INPUT ROWS:
***

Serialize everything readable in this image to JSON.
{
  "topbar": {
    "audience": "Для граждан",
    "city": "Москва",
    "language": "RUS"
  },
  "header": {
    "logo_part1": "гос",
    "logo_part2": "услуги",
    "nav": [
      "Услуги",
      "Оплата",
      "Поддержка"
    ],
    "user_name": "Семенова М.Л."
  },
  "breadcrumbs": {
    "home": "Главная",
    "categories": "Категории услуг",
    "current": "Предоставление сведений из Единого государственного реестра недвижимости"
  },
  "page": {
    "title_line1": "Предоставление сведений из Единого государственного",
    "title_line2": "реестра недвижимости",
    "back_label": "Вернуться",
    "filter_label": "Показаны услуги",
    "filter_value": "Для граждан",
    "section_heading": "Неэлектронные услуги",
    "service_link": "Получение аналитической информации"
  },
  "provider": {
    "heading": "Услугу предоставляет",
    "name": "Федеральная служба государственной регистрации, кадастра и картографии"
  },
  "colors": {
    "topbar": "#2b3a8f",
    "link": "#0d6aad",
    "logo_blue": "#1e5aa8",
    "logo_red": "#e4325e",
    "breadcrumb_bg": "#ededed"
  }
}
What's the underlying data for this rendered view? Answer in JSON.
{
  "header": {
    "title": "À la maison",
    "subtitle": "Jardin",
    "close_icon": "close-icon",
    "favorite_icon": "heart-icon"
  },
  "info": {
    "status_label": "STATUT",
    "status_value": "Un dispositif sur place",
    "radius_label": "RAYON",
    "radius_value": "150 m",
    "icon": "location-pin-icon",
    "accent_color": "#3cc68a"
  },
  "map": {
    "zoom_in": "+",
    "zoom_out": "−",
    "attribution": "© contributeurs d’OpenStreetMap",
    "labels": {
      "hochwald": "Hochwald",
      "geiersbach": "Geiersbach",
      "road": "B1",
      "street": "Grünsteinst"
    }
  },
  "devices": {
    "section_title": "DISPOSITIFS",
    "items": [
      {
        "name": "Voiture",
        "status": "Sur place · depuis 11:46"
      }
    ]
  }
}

***

WHAT YOU WILL DO:
Copy out all the entries shown above, character for character.

SOLVED PROBLEM:
Serialize everything readable in this image to JSON.
{
  "topbar": {
    "audience": "Для граждан",
    "city": "Москва",
    "language": "RUS"
  },
  "header": {
    "logo_part1": "гос",
    "logo_part2": "услуги",
    "nav": [
      "Услуги",
      "Оплата",
      "Поддержка"
    ],
    "user_name": "Семенова М.Л."
  },
  "breadcrumbs": {
    "home": "Главная",
    "categories": "Категории услуг",
    "current": "Предоставление сведений из Единого государственного реестра недвижимости"
  },
  "page": {
    "title_line1": "Предоставление сведений из Единого государственного",
    "title_line2": "реестра недвижимости",
    "back_label": "Вернуться",
    "filter_label": "Показаны услуги",
    "filter_value": "Для граждан",
    "section_heading": "Неэлектронные услуги",
    "service_link": "Получение аналитической информации"
  },
  "provider": {
    "heading": "Услугу предоставляет",
    "name": "Федеральная служба государственной регистрации, кадастра и картографии"
  },
  "colors": {
    "topbar": "#2b3a8f",
    "link": "#0d6aad",
    "logo_blue": "#1e5aa8",
    "logo_red": "#e4325e",
    "breadcrumb_bg": "#ededed"
  }
}
What's the underlying data for this rendered view? Answer in JSON.
{
  "header": {
    "title": "À la maison",
    "subtitle": "Jardin",
    "close_icon": "close-icon",
    "favorite_icon": "heart-icon"
  },
  "info": {
    "status_label": "STATUT",
    "status_value": "Un dispositif sur place",
    "radius_label": "RAYON",
    "radius_value": "150 m",
    "icon": "location-pin-icon",
    "accent_color": "#3cc68a"
  },
  "map": {
    "zoom_in": "+",
    "zoom_out": "−",
    "attribution": "© contributeurs d’OpenStreetMap",
    "labels": {
      "hochwald": "Hochwald",
      "geiersbach": "Geiersbach",
      "road": "B1",
      "street": "Grünsteinst"
    }
  },
  "devices": {
    "section_title": "DISPOSITIFS",
    "items": [
      {
        "name": "Voiture",
        "status": "Sur place · depuis 11:46"
      }
    ]
  }
}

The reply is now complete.